> Records from a collection:

* * * * * * * * *

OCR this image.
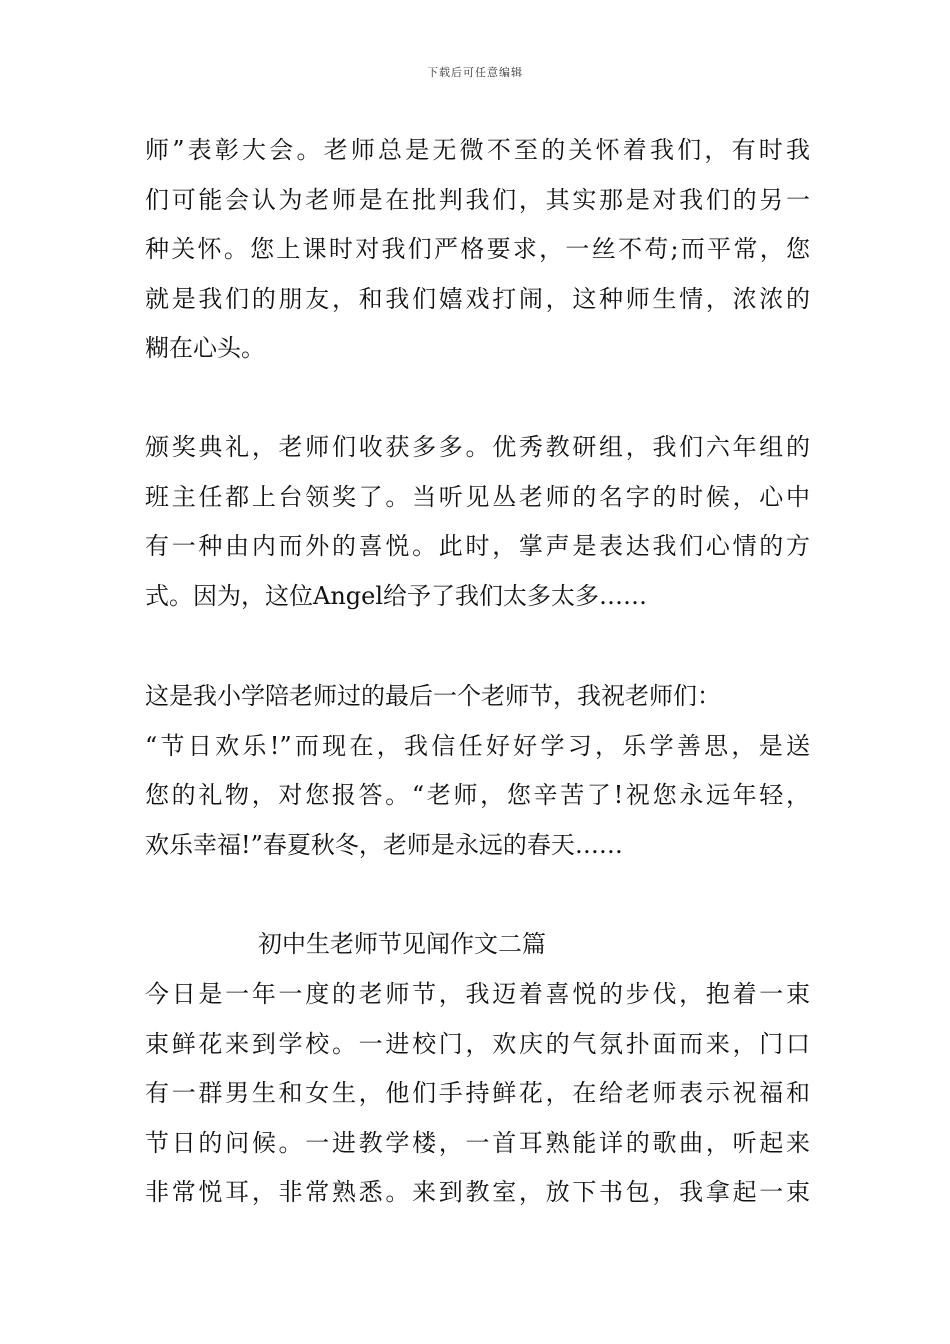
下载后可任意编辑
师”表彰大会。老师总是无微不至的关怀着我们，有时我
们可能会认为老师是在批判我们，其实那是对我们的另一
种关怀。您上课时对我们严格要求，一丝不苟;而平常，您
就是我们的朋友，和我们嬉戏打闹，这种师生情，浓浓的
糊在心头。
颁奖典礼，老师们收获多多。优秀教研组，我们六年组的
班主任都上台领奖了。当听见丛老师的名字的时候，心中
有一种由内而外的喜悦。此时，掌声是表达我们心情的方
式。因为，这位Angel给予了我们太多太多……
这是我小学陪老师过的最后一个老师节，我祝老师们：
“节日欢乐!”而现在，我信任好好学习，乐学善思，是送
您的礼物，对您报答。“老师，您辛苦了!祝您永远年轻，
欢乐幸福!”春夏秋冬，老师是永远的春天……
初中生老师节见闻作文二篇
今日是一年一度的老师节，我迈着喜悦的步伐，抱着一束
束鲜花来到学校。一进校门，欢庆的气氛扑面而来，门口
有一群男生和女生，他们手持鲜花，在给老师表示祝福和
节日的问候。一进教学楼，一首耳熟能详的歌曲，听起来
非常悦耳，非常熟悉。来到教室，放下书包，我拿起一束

* * * * * * * * *

> GOAL: Write out the records above exactly as they stand, leaving out every picture.

> ANSWER TO THE EXERCISE:
OCR this image.
下载后可任意编辑
师”表彰大会。老师总是无微不至的关怀着我们，有时我
们可能会认为老师是在批判我们，其实那是对我们的另一
种关怀。您上课时对我们严格要求，一丝不苟;而平常，您
就是我们的朋友，和我们嬉戏打闹，这种师生情，浓浓的
糊在心头。
颁奖典礼，老师们收获多多。优秀教研组，我们六年组的
班主任都上台领奖了。当听见丛老师的名字的时候，心中
有一种由内而外的喜悦。此时，掌声是表达我们心情的方
式。因为，这位Angel给予了我们太多太多……
这是我小学陪老师过的最后一个老师节，我祝老师们：
“节日欢乐!”而现在，我信任好好学习，乐学善思，是送
您的礼物，对您报答。“老师，您辛苦了!祝您永远年轻，
欢乐幸福!”春夏秋冬，老师是永远的春天……
初中生老师节见闻作文二篇
今日是一年一度的老师节，我迈着喜悦的步伐，抱着一束
束鲜花来到学校。一进校门，欢庆的气氛扑面而来，门口
有一群男生和女生，他们手持鲜花，在给老师表示祝福和
节日的问候。一进教学楼，一首耳熟能详的歌曲，听起来
非常悦耳，非常熟悉。来到教室，放下书包，我拿起一束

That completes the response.